[Excerpts from a layout annotation set]
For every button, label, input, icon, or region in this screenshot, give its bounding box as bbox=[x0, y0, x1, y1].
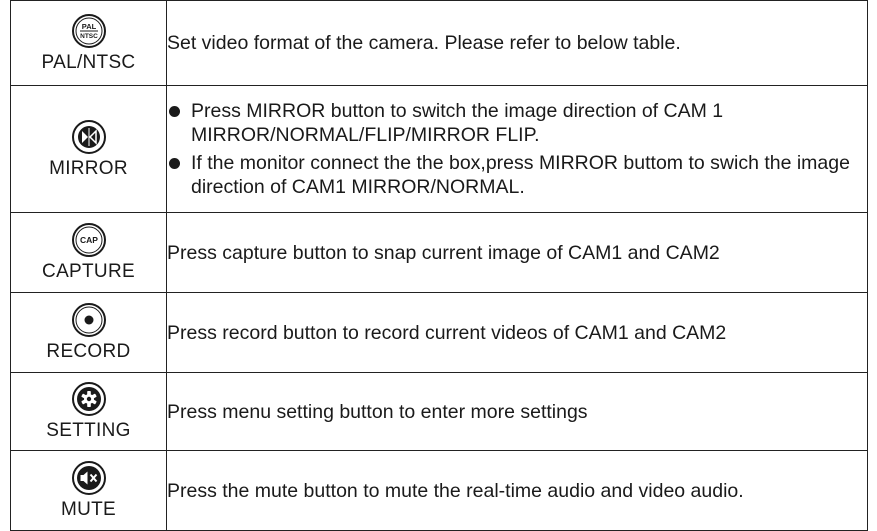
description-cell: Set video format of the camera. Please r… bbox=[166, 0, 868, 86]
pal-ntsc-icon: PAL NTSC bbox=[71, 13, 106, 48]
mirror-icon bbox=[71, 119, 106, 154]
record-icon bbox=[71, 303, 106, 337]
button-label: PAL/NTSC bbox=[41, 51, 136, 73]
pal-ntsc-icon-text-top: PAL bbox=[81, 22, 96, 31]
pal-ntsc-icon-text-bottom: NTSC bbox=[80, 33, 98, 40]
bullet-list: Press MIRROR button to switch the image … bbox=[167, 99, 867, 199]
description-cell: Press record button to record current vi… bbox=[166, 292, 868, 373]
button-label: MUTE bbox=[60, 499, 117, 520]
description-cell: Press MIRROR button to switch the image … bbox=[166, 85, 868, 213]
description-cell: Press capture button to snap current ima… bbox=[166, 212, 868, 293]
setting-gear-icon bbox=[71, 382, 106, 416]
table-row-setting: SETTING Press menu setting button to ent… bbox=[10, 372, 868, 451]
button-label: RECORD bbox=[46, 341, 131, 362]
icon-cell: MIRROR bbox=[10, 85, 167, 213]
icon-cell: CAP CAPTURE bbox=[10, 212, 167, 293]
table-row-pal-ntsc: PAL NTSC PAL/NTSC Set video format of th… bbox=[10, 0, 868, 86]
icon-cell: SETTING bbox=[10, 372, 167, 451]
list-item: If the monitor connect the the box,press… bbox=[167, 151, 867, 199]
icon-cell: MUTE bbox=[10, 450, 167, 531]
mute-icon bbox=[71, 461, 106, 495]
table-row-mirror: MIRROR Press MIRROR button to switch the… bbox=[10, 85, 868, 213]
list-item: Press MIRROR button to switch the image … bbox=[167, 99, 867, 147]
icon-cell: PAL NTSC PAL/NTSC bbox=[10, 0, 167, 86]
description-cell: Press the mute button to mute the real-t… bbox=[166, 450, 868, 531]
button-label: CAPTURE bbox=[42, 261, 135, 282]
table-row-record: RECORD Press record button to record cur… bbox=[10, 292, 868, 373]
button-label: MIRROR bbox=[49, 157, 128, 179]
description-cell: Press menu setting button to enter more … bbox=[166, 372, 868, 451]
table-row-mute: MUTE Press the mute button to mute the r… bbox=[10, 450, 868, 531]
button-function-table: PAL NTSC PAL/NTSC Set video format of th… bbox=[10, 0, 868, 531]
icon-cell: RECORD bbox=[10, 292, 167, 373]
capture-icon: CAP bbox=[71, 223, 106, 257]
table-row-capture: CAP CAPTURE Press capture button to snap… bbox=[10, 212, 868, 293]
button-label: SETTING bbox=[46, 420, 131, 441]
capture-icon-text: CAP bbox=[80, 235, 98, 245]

* * *

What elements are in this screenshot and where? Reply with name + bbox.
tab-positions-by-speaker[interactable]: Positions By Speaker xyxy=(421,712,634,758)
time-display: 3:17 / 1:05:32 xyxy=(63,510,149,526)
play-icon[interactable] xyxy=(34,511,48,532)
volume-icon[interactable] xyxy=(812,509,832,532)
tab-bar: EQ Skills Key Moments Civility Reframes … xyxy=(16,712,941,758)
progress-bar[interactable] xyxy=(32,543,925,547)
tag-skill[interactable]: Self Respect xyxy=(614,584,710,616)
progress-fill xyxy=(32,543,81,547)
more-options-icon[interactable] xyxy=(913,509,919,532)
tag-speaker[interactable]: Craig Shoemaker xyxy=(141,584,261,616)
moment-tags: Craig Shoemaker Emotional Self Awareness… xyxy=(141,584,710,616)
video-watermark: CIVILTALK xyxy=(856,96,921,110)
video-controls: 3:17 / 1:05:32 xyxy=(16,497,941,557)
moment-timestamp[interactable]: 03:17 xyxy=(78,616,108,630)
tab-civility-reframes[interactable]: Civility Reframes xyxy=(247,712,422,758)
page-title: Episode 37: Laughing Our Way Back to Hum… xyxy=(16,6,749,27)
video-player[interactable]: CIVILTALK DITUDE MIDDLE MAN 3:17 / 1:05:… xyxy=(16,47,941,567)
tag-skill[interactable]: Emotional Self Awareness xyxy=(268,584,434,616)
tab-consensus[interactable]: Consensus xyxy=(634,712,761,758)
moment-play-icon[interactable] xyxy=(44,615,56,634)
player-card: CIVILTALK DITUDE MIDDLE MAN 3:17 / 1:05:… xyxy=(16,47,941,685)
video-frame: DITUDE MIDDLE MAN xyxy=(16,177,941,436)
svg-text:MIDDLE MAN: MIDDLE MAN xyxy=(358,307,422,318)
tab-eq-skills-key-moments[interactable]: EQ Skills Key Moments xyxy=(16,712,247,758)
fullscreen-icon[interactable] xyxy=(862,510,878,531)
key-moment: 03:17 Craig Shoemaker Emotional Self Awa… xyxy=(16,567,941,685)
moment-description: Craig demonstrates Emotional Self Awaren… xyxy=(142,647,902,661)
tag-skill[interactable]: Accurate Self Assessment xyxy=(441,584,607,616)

» EXERCISE DIRECTIONS
Pull out every line of the records above that contains the word "screenshot".

» RESPONSE TO THIS EXERCISE
For every button, label, input, icon, or region in this screenshot, give its bounding box as bbox=[x0, y0, x1, y1].
What elements are in this screenshot and where? Reply with name + bbox.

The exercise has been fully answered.